## Stored data
▬▬▬▬▬▬
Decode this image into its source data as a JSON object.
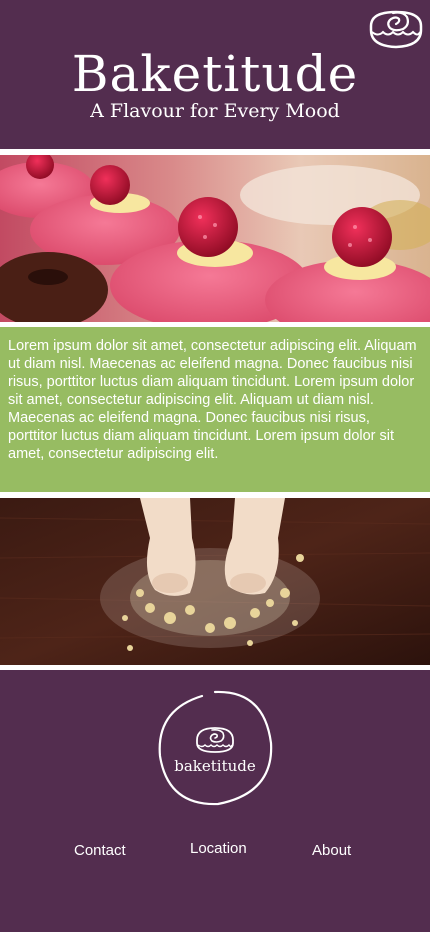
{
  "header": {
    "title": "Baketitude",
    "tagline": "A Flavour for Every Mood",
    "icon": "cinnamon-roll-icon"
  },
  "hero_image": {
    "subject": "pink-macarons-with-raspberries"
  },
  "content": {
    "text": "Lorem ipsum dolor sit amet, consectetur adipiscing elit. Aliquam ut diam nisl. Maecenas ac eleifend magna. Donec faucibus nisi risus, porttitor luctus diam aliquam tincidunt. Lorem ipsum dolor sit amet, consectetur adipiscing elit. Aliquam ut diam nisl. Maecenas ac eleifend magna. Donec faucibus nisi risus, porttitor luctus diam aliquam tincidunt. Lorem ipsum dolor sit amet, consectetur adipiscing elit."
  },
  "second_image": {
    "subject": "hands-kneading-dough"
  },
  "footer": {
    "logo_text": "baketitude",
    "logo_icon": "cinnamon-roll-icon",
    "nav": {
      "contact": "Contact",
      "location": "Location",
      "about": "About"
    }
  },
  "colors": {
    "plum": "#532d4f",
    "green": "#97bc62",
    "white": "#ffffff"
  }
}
▬▬▬▬▬▬
## EXERCISE PROMPT
Return the material word for word. Pictures are not part of the copy.

## FULL SOLUTION
Decode this image into its source data as a JSON object.
{
  "header": {
    "title": "Baketitude",
    "tagline": "A Flavour for Every Mood",
    "icon": "cinnamon-roll-icon"
  },
  "hero_image": {
    "subject": "pink-macarons-with-raspberries"
  },
  "content": {
    "text": "Lorem ipsum dolor sit amet, consectetur adipiscing elit. Aliquam ut diam nisl. Maecenas ac eleifend magna. Donec faucibus nisi risus, porttitor luctus diam aliquam tincidunt. Lorem ipsum dolor sit amet, consectetur adipiscing elit. Aliquam ut diam nisl. Maecenas ac eleifend magna. Donec faucibus nisi risus, porttitor luctus diam aliquam tincidunt. Lorem ipsum dolor sit amet, consectetur adipiscing elit."
  },
  "second_image": {
    "subject": "hands-kneading-dough"
  },
  "footer": {
    "logo_text": "baketitude",
    "logo_icon": "cinnamon-roll-icon",
    "nav": {
      "contact": "Contact",
      "location": "Location",
      "about": "About"
    }
  },
  "colors": {
    "plum": "#532d4f",
    "green": "#97bc62",
    "white": "#ffffff"
  }
}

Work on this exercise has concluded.